**Material for this exercise:**

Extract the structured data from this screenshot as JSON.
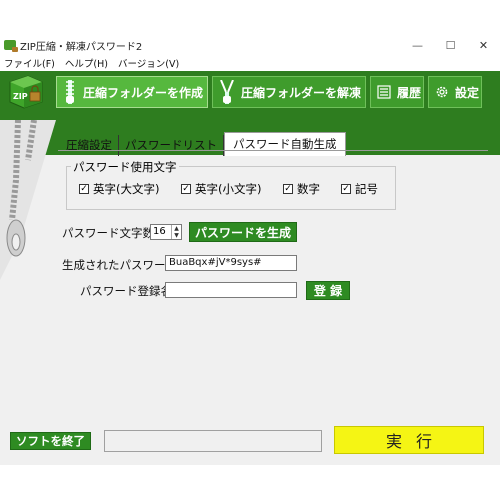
{
  "window": {
    "title": "ZIP圧縮・解凍パスワード2"
  },
  "titlebar_buttons": {
    "minimize": "—",
    "maximize": "☐",
    "close": "✕"
  },
  "menu": [
    "ファイル(F)",
    "ヘルプ(H)",
    "バージョン(V)"
  ],
  "toolbar": {
    "create_label": "圧縮フォルダーを作成",
    "extract_label": "圧縮フォルダーを解凍",
    "history_label": "履歴",
    "settings_label": "設定",
    "logo_text": "ZIP"
  },
  "tabs": [
    "圧縮設定",
    "パスワードリスト",
    "パスワード自動生成"
  ],
  "charset_group": {
    "legend": "パスワード使用文字",
    "options": [
      {
        "label": "英字(大文字)",
        "checked": true,
        "mark": "✓"
      },
      {
        "label": "英字(小文字)",
        "checked": true,
        "mark": "✓"
      },
      {
        "label": "数字",
        "checked": true,
        "mark": "✓"
      },
      {
        "label": "記号",
        "checked": true,
        "mark": "✓"
      }
    ]
  },
  "length": {
    "label": "パスワード文字数",
    "value": "16",
    "up": "▲",
    "down": "▼"
  },
  "generate_button": "パスワードを生成",
  "generated": {
    "label": "生成されたパスワード",
    "value": "BuaBqx#jV*9sys#"
  },
  "register": {
    "label": "パスワード登録名",
    "value": "",
    "button": "登 録"
  },
  "footer": {
    "exit_button": "ソフトを終了",
    "run_button": "実行"
  },
  "colors": {
    "toolbar": "#2e7d1f",
    "button_green": "#2e8b22",
    "run_yellow": "#f5f514"
  }
}
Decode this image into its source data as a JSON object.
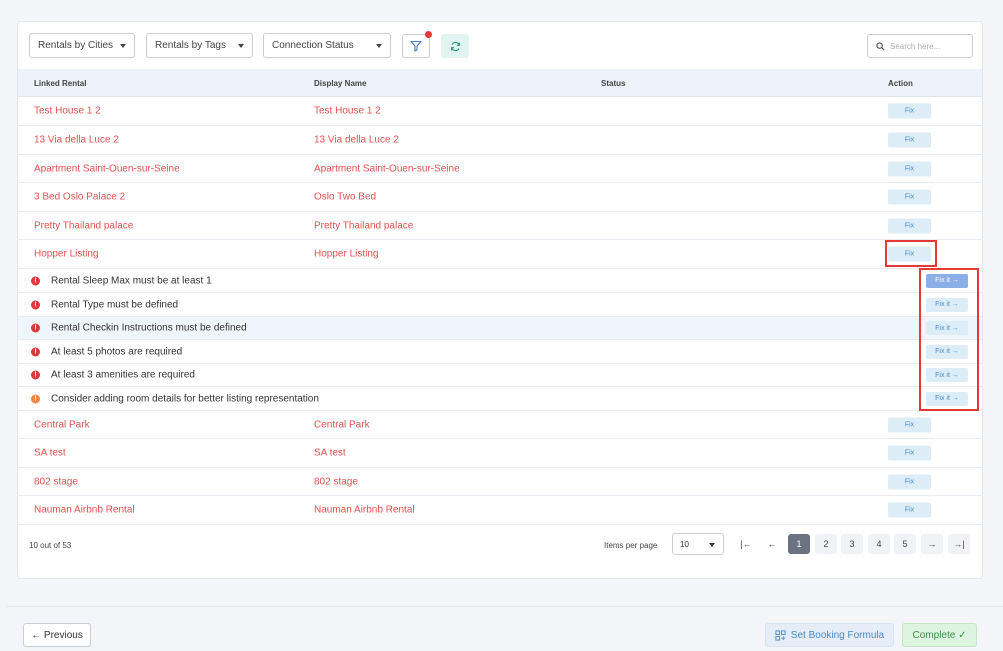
{
  "filters": {
    "cities_label": "Rentals by Cities",
    "tags_label": "Rentals by Tags",
    "status_label": "Connection Status",
    "search_placeholder": "Search here..."
  },
  "table": {
    "headers": [
      "Linked Rental",
      "Display Name",
      "Status",
      "Action"
    ],
    "fix_label": "Fix",
    "fixit_label": "Fix it →",
    "rows_top": [
      {
        "linked": "Test House 1 2",
        "display": "Test House 1 2"
      },
      {
        "linked": "13 Via della Luce 2",
        "display": "13 Via della Luce 2"
      },
      {
        "linked": "Apartment Saint-Ouen-sur-Seine",
        "display": "Apartment Saint-Ouen-sur-Seine"
      },
      {
        "linked": "3 Bed Oslo Palace 2",
        "display": "Oslo Two Bed"
      },
      {
        "linked": "Pretty Thailand palace",
        "display": "Pretty Thailand palace"
      },
      {
        "linked": "Hopper Listing",
        "display": "Hopper Listing"
      }
    ],
    "issues": [
      {
        "text": "Rental Sleep Max must be at least 1",
        "level": "error"
      },
      {
        "text": "Rental Type must be defined",
        "level": "error"
      },
      {
        "text": "Rental Checkin Instructions must be defined",
        "level": "error"
      },
      {
        "text": "At least 5 photos are required",
        "level": "error"
      },
      {
        "text": "At least 3 amenities are required",
        "level": "error"
      },
      {
        "text": "Consider adding room details for better listing representation",
        "level": "warning"
      }
    ],
    "rows_bottom": [
      {
        "linked": "Central Park",
        "display": "Central Park"
      },
      {
        "linked": "SA test",
        "display": "SA test"
      },
      {
        "linked": "802 stage",
        "display": "802 stage"
      },
      {
        "linked": "Nauman Airbnb Rental",
        "display": "Nauman Airbnb Rental"
      }
    ]
  },
  "pagination": {
    "count_text": "10 out of 53",
    "items_per_page_label": "Items per page",
    "items_per_page_value": "10",
    "first": "|←",
    "prev": "←",
    "pages": [
      "1",
      "2",
      "3",
      "4",
      "5"
    ],
    "current_page": "1",
    "next": "→",
    "last": "→|"
  },
  "actions": {
    "previous_label": "← Previous",
    "formula_label": "Set Booking Formula",
    "complete_label": "Complete ✓"
  },
  "colors": {
    "link_red": "#e05252",
    "fix_bg": "#dcedf8",
    "highlight_box": "#e53935"
  }
}
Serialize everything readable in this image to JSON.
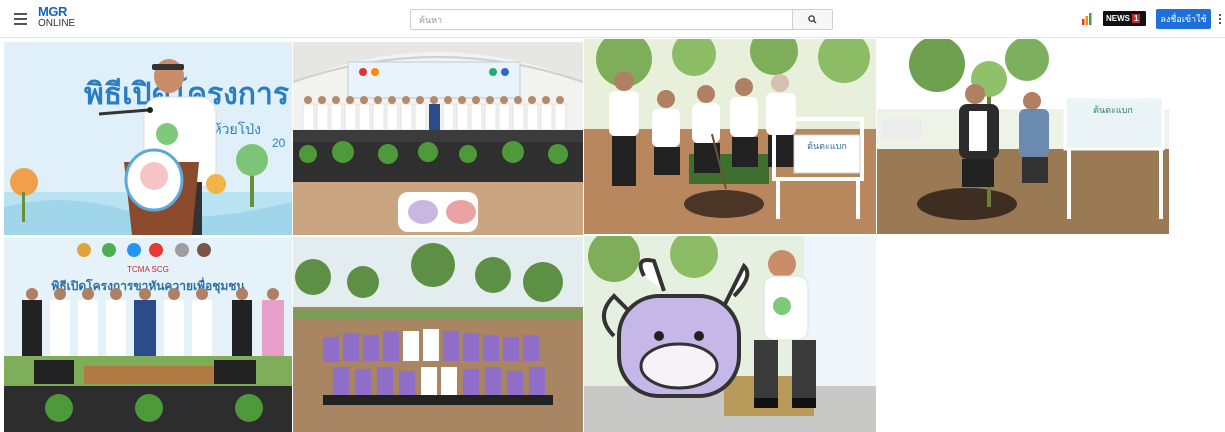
{
  "header": {
    "logo_top": "MGR",
    "logo_bottom": "ONLINE",
    "search_placeholder": "ค้นหา",
    "news_badge": "NEWS",
    "news_badge_num": "1",
    "login_label": "ลงชื่อเข้าใช้"
  },
  "gallery": {
    "photo1": {
      "banner_title": "พิธีเปิดโครงการ",
      "banner_sub": "บนห้วยโป่ง",
      "banner_year": "20"
    },
    "photo2": {
      "banner_title": ""
    },
    "photo3": {
      "sign_text": "ต้นตะแบก"
    },
    "photo4": {
      "sign_text": "ต้นตะแบก"
    },
    "photo5": {
      "banner_logos": "TCMA  SCG",
      "banner_title": "พิธีเปิดโครงการขาหันควายเพื่อชุมชน"
    }
  },
  "colors": {
    "brand_blue": "#1565c0",
    "brand_red": "#d32f2f",
    "login_blue": "#1e6fd9"
  }
}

**Directions:** Skip the images and write out the rest of the listing exactly.

**Response to this exercise:**
Extract the structured data from this screenshot as JSON.
{
  "window": {
    "title": "ZIP圧縮・解凍パスワード2"
  },
  "titlebar_buttons": {
    "minimize": "—",
    "maximize": "☐",
    "close": "✕"
  },
  "menu": [
    "ファイル(F)",
    "ヘルプ(H)",
    "バージョン(V)"
  ],
  "toolbar": {
    "create_label": "圧縮フォルダーを作成",
    "extract_label": "圧縮フォルダーを解凍",
    "history_label": "履歴",
    "settings_label": "設定",
    "logo_text": "ZIP"
  },
  "tabs": [
    "圧縮設定",
    "パスワードリスト",
    "パスワード自動生成"
  ],
  "charset_group": {
    "legend": "パスワード使用文字",
    "options": [
      {
        "label": "英字(大文字)",
        "checked": true,
        "mark": "✓"
      },
      {
        "label": "英字(小文字)",
        "checked": true,
        "mark": "✓"
      },
      {
        "label": "数字",
        "checked": true,
        "mark": "✓"
      },
      {
        "label": "記号",
        "checked": true,
        "mark": "✓"
      }
    ]
  },
  "length": {
    "label": "パスワード文字数",
    "value": "16",
    "up": "▲",
    "down": "▼"
  },
  "generate_button": "パスワードを生成",
  "generated": {
    "label": "生成されたパスワード",
    "value": "BuaBqx#jV*9sys#"
  },
  "register": {
    "label": "パスワード登録名",
    "value": "",
    "button": "登 録"
  },
  "footer": {
    "exit_button": "ソフトを終了",
    "run_button": "実行"
  },
  "colors": {
    "toolbar": "#2e7d1f",
    "button_green": "#2e8b22",
    "run_yellow": "#f5f514"
  }
}
Decode this image into its source data as a JSON object.
{
  "filters": {
    "cities_label": "Rentals by Cities",
    "tags_label": "Rentals by Tags",
    "status_label": "Connection Status",
    "search_placeholder": "Search here..."
  },
  "table": {
    "headers": [
      "Linked Rental",
      "Display Name",
      "Status",
      "Action"
    ],
    "fix_label": "Fix",
    "fixit_label": "Fix it →",
    "rows_top": [
      {
        "linked": "Test House 1 2",
        "display": "Test House 1 2"
      },
      {
        "linked": "13 Via della Luce 2",
        "display": "13 Via della Luce 2"
      },
      {
        "linked": "Apartment Saint-Ouen-sur-Seine",
        "display": "Apartment Saint-Ouen-sur-Seine"
      },
      {
        "linked": "3 Bed Oslo Palace 2",
        "display": "Oslo Two Bed"
      },
      {
        "linked": "Pretty Thailand palace",
        "display": "Pretty Thailand palace"
      },
      {
        "linked": "Hopper Listing",
        "display": "Hopper Listing"
      }
    ],
    "issues": [
      {
        "text": "Rental Sleep Max must be at least 1",
        "level": "error"
      },
      {
        "text": "Rental Type must be defined",
        "level": "error"
      },
      {
        "text": "Rental Checkin Instructions must be defined",
        "level": "error"
      },
      {
        "text": "At least 5 photos are required",
        "level": "error"
      },
      {
        "text": "At least 3 amenities are required",
        "level": "error"
      },
      {
        "text": "Consider adding room details for better listing representation",
        "level": "warning"
      }
    ],
    "rows_bottom": [
      {
        "linked": "Central Park",
        "display": "Central Park"
      },
      {
        "linked": "SA test",
        "display": "SA test"
      },
      {
        "linked": "802 stage",
        "display": "802 stage"
      },
      {
        "linked": "Nauman Airbnb Rental",
        "display": "Nauman Airbnb Rental"
      }
    ]
  },
  "pagination": {
    "count_text": "10 out of 53",
    "items_per_page_label": "Items per page",
    "items_per_page_value": "10",
    "first": "|←",
    "prev": "←",
    "pages": [
      "1",
      "2",
      "3",
      "4",
      "5"
    ],
    "current_page": "1",
    "next": "→",
    "last": "→|"
  },
  "actions": {
    "previous_label": "← Previous",
    "formula_label": "Set Booking Formula",
    "complete_label": "Complete ✓"
  },
  "colors": {
    "link_red": "#e05252",
    "fix_bg": "#dcedf8",
    "highlight_box": "#e53935"
  }
}
Serialize everything readable in this image to JSON.
{
  "header": {
    "logo_top": "MGR",
    "logo_bottom": "ONLINE",
    "search_placeholder": "ค้นหา",
    "news_badge": "NEWS",
    "news_badge_num": "1",
    "login_label": "ลงชื่อเข้าใช้"
  },
  "gallery": {
    "photo1": {
      "banner_title": "พิธีเปิดโครงการ",
      "banner_sub": "บนห้วยโป่ง",
      "banner_year": "20"
    },
    "photo2": {
      "banner_title": ""
    },
    "photo3": {
      "sign_text": "ต้นตะแบก"
    },
    "photo4": {
      "sign_text": "ต้นตะแบก"
    },
    "photo5": {
      "banner_logos": "TCMA  SCG",
      "banner_title": "พิธีเปิดโครงการขาหันควายเพื่อชุมชน"
    }
  },
  "colors": {
    "brand_blue": "#1565c0",
    "brand_red": "#d32f2f",
    "login_blue": "#1e6fd9"
  }
}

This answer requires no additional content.